YOUR OBJECTIVE:
Search the data below for "marker"; list each line that holds it.

--- start of DATA SUPPLIED ---

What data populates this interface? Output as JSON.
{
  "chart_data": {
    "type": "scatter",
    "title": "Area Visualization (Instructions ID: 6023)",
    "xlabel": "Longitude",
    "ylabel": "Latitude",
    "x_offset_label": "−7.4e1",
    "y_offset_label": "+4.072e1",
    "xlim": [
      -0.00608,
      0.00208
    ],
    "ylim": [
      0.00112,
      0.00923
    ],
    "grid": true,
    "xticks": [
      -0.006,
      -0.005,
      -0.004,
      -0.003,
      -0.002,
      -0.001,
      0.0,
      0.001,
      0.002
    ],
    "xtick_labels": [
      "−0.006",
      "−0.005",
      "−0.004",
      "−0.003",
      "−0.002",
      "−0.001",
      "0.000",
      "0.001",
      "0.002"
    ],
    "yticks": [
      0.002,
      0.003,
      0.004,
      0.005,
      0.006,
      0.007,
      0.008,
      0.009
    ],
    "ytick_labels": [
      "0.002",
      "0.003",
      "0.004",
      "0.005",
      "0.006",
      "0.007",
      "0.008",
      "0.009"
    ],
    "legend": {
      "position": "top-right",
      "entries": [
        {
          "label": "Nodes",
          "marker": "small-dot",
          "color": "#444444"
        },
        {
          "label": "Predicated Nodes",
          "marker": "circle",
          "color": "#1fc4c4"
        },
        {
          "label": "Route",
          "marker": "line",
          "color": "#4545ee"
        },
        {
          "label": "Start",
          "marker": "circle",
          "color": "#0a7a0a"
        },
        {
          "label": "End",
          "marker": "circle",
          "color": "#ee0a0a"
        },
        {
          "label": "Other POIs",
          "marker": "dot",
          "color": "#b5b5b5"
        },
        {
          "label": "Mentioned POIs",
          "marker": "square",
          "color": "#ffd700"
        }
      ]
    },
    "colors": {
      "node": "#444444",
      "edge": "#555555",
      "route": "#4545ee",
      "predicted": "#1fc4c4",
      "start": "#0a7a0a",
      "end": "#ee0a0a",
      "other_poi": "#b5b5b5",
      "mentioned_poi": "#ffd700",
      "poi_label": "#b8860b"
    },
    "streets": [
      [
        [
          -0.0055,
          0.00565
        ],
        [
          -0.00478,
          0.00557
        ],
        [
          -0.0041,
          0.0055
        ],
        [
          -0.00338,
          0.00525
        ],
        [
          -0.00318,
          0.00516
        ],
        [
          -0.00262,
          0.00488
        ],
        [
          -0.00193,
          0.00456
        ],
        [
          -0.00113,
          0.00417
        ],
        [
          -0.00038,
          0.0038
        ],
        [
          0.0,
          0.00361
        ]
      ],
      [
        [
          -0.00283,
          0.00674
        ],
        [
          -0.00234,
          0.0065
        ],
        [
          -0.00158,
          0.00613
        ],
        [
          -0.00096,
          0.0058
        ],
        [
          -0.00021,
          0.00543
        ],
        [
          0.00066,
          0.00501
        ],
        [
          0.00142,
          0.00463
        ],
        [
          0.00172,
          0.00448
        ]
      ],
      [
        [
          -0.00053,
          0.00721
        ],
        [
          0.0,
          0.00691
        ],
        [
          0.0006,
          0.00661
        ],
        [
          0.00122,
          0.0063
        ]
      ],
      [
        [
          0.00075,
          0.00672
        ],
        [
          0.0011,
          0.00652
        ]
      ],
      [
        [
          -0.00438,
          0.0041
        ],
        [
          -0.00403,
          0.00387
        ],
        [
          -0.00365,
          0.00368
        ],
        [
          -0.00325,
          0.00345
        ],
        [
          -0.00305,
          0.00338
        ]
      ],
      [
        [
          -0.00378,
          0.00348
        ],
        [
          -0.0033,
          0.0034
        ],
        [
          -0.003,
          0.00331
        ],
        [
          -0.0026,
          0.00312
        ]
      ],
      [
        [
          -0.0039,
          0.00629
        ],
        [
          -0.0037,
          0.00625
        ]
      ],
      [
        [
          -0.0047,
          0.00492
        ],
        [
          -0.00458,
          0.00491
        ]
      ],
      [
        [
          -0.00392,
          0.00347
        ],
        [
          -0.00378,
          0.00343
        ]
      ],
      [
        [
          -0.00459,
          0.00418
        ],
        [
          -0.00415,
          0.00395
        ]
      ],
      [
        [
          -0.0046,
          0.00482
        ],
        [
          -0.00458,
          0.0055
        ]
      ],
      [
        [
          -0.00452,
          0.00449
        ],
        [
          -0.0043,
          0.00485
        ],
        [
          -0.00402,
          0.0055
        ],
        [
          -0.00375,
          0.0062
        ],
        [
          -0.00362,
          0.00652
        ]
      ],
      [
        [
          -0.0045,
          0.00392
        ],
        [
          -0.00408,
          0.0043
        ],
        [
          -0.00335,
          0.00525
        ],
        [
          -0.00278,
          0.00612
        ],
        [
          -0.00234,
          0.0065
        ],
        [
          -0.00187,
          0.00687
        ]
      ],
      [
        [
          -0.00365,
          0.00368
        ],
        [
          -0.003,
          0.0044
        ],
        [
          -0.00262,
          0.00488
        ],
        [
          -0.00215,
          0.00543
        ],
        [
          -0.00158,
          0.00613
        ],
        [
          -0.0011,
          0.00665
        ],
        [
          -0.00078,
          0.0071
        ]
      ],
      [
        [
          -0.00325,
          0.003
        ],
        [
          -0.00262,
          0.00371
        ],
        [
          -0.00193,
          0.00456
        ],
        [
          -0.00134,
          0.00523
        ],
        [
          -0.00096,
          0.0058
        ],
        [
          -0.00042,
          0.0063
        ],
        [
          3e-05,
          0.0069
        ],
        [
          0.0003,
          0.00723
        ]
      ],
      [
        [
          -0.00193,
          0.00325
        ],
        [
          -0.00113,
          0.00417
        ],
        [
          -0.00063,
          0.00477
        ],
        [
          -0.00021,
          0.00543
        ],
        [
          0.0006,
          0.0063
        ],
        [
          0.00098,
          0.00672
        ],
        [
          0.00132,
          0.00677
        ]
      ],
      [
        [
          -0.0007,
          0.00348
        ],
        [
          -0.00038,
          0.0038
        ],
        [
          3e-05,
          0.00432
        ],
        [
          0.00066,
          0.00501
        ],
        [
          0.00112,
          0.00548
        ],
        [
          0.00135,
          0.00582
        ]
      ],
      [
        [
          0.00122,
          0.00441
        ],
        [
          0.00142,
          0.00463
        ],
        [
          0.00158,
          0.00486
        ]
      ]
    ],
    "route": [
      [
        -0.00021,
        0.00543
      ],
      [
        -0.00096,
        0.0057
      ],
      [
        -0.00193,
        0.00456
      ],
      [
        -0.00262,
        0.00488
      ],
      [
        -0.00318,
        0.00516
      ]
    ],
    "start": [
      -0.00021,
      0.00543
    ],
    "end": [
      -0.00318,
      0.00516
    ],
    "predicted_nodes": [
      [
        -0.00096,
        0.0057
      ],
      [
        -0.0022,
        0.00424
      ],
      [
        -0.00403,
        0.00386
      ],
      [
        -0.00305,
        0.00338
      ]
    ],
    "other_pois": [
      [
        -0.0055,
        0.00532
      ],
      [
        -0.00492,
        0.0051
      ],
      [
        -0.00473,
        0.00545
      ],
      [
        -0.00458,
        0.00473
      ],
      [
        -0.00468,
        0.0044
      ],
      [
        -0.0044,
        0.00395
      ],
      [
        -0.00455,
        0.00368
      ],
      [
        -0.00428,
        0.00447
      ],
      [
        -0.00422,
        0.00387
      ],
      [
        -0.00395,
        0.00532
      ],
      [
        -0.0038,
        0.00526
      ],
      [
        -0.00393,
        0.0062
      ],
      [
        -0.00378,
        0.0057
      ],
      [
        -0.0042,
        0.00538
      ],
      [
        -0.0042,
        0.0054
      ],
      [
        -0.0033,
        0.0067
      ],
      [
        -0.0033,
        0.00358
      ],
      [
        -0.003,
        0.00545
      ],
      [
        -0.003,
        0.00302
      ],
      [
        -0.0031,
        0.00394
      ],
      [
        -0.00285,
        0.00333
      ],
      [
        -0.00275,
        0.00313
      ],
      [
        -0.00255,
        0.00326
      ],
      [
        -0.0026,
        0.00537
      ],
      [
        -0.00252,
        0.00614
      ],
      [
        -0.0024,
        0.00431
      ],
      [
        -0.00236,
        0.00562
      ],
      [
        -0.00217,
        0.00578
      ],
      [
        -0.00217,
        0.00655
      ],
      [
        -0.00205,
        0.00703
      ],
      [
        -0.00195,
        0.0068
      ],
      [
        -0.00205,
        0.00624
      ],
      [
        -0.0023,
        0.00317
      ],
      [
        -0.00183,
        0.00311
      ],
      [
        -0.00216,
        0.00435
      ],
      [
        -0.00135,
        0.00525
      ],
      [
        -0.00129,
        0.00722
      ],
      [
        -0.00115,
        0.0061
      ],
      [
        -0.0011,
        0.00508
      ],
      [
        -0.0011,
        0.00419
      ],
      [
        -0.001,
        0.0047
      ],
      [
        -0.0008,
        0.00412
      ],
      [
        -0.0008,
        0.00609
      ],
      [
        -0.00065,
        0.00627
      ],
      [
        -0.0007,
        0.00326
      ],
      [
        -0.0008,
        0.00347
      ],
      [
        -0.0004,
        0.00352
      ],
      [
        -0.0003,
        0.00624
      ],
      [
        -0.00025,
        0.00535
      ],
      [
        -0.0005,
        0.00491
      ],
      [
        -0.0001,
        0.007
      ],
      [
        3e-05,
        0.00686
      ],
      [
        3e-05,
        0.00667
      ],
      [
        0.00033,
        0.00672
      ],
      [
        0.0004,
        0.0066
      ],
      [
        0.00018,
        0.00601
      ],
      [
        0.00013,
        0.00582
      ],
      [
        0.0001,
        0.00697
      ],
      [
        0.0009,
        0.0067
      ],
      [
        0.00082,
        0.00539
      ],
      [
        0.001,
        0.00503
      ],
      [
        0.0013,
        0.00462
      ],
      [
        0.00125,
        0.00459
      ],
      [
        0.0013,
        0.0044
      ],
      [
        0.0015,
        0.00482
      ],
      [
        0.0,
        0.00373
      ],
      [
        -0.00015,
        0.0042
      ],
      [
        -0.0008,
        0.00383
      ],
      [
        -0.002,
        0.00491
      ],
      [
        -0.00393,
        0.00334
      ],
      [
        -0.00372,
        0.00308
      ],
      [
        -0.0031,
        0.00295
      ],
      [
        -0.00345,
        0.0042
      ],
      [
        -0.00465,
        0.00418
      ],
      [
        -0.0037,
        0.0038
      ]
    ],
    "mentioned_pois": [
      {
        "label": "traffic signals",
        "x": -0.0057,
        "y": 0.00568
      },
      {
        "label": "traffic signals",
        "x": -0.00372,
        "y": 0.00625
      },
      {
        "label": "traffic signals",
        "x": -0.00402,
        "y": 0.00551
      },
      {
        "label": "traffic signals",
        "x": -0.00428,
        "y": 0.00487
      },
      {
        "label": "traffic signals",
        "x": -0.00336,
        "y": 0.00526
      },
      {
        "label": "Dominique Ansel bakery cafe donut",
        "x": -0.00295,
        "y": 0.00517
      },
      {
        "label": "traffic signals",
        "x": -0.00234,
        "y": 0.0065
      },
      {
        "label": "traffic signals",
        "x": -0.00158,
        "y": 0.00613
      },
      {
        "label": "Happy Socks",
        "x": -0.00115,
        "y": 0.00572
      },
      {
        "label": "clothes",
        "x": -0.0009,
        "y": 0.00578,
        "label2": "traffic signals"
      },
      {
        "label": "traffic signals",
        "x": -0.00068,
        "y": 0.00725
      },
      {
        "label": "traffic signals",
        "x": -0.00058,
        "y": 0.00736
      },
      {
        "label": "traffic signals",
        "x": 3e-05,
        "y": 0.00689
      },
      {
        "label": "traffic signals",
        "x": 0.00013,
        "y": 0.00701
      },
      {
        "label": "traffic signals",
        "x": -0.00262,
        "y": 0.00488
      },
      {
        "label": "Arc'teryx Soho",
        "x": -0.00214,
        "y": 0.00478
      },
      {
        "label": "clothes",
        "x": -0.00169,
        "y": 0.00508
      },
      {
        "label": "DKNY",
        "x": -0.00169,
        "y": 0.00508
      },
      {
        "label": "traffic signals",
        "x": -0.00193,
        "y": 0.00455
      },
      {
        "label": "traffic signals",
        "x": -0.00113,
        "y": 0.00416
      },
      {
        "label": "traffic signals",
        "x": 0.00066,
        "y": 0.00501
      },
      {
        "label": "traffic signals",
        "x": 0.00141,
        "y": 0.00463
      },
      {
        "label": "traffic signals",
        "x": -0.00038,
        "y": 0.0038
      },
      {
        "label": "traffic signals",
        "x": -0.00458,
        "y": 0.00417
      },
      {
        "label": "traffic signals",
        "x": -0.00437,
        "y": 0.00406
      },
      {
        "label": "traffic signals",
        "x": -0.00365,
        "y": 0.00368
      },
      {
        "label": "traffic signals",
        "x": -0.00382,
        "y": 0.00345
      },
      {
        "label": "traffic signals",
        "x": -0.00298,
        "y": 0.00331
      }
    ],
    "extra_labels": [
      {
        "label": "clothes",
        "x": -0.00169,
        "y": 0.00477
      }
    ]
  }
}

--- end of DATA SUPPLIED ---

RESULT OF THIS EXERCISE:
          "marker": "small-dot",
          "marker": "circle",
          "marker": "line",
          "marker": "circle",
          "marker": "circle",
          "marker": "dot",
          "marker": "square",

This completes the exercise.